Set task:
All entries must be extracted exactly, with nothing added or dropped.

##### Excerpted records

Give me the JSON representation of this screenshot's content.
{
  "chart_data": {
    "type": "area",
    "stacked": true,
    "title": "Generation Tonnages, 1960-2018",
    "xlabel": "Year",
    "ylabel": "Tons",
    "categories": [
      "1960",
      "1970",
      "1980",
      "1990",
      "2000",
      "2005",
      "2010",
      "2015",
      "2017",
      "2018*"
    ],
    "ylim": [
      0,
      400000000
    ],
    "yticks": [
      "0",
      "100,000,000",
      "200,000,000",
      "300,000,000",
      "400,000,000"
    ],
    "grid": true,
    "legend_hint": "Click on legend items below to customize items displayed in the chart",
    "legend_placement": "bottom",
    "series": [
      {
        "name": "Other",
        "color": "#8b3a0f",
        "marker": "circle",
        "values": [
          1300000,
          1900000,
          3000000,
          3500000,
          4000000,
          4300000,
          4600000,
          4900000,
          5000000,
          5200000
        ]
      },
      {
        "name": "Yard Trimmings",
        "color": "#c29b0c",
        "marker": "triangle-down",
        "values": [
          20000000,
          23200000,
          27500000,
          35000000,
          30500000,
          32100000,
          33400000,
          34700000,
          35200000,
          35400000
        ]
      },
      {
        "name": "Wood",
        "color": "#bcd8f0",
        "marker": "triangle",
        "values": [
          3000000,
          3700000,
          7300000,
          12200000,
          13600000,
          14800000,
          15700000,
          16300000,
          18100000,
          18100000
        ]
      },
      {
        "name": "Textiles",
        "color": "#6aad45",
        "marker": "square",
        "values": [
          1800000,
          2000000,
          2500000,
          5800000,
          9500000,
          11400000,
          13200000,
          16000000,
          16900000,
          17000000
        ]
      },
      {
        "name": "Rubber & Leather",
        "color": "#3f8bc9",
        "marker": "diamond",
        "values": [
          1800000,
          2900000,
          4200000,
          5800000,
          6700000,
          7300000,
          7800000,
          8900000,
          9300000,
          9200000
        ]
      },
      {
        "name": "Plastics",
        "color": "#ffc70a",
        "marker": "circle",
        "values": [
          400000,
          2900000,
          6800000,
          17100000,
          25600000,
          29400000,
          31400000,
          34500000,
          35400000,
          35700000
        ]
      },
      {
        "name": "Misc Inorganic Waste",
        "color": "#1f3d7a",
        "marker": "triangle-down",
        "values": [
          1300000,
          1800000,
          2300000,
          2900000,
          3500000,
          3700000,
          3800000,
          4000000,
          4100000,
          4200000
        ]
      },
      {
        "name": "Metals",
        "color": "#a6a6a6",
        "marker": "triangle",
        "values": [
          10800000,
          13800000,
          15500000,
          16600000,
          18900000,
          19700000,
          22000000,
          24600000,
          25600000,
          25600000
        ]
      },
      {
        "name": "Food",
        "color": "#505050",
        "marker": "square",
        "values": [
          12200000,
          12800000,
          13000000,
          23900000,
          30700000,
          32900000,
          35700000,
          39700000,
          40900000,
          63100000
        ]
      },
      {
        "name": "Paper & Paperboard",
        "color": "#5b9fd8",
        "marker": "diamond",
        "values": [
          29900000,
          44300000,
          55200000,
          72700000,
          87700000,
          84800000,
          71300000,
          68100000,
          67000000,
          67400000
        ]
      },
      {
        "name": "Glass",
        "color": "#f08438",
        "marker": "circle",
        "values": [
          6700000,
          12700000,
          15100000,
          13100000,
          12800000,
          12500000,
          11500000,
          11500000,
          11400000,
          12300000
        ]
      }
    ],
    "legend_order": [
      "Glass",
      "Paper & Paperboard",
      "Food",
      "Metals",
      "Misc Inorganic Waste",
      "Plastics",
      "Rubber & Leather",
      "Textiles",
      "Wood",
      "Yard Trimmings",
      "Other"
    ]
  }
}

##########

Output:
Give me the JSON representation of this screenshot's content.
{
  "chart_data": {
    "type": "area",
    "stacked": true,
    "title": "Generation Tonnages, 1960-2018",
    "xlabel": "Year",
    "ylabel": "Tons",
    "categories": [
      "1960",
      "1970",
      "1980",
      "1990",
      "2000",
      "2005",
      "2010",
      "2015",
      "2017",
      "2018*"
    ],
    "ylim": [
      0,
      400000000
    ],
    "yticks": [
      "0",
      "100,000,000",
      "200,000,000",
      "300,000,000",
      "400,000,000"
    ],
    "grid": true,
    "legend_hint": "Click on legend items below to customize items displayed in the chart",
    "legend_placement": "bottom",
    "series": [
      {
        "name": "Other",
        "color": "#8b3a0f",
        "marker": "circle",
        "values": [
          1300000,
          1900000,
          3000000,
          3500000,
          4000000,
          4300000,
          4600000,
          4900000,
          5000000,
          5200000
        ]
      },
      {
        "name": "Yard Trimmings",
        "color": "#c29b0c",
        "marker": "triangle-down",
        "values": [
          20000000,
          23200000,
          27500000,
          35000000,
          30500000,
          32100000,
          33400000,
          34700000,
          35200000,
          35400000
        ]
      },
      {
        "name": "Wood",
        "color": "#bcd8f0",
        "marker": "triangle",
        "values": [
          3000000,
          3700000,
          7300000,
          12200000,
          13600000,
          14800000,
          15700000,
          16300000,
          18100000,
          18100000
        ]
      },
      {
        "name": "Textiles",
        "color": "#6aad45",
        "marker": "square",
        "values": [
          1800000,
          2000000,
          2500000,
          5800000,
          9500000,
          11400000,
          13200000,
          16000000,
          16900000,
          17000000
        ]
      },
      {
        "name": "Rubber & Leather",
        "color": "#3f8bc9",
        "marker": "diamond",
        "values": [
          1800000,
          2900000,
          4200000,
          5800000,
          6700000,
          7300000,
          7800000,
          8900000,
          9300000,
          9200000
        ]
      },
      {
        "name": "Plastics",
        "color": "#ffc70a",
        "marker": "circle",
        "values": [
          400000,
          2900000,
          6800000,
          17100000,
          25600000,
          29400000,
          31400000,
          34500000,
          35400000,
          35700000
        ]
      },
      {
        "name": "Misc Inorganic Waste",
        "color": "#1f3d7a",
        "marker": "triangle-down",
        "values": [
          1300000,
          1800000,
          2300000,
          2900000,
          3500000,
          3700000,
          3800000,
          4000000,
          4100000,
          4200000
        ]
      },
      {
        "name": "Metals",
        "color": "#a6a6a6",
        "marker": "triangle",
        "values": [
          10800000,
          13800000,
          15500000,
          16600000,
          18900000,
          19700000,
          22000000,
          24600000,
          25600000,
          25600000
        ]
      },
      {
        "name": "Food",
        "color": "#505050",
        "marker": "square",
        "values": [
          12200000,
          12800000,
          13000000,
          23900000,
          30700000,
          32900000,
          35700000,
          39700000,
          40900000,
          63100000
        ]
      },
      {
        "name": "Paper & Paperboard",
        "color": "#5b9fd8",
        "marker": "diamond",
        "values": [
          29900000,
          44300000,
          55200000,
          72700000,
          87700000,
          84800000,
          71300000,
          68100000,
          67000000,
          67400000
        ]
      },
      {
        "name": "Glass",
        "color": "#f08438",
        "marker": "circle",
        "values": [
          6700000,
          12700000,
          15100000,
          13100000,
          12800000,
          12500000,
          11500000,
          11500000,
          11400000,
          12300000
        ]
      }
    ],
    "legend_order": [
      "Glass",
      "Paper & Paperboard",
      "Food",
      "Metals",
      "Misc Inorganic Waste",
      "Plastics",
      "Rubber & Leather",
      "Textiles",
      "Wood",
      "Yard Trimmings",
      "Other"
    ]
  }
}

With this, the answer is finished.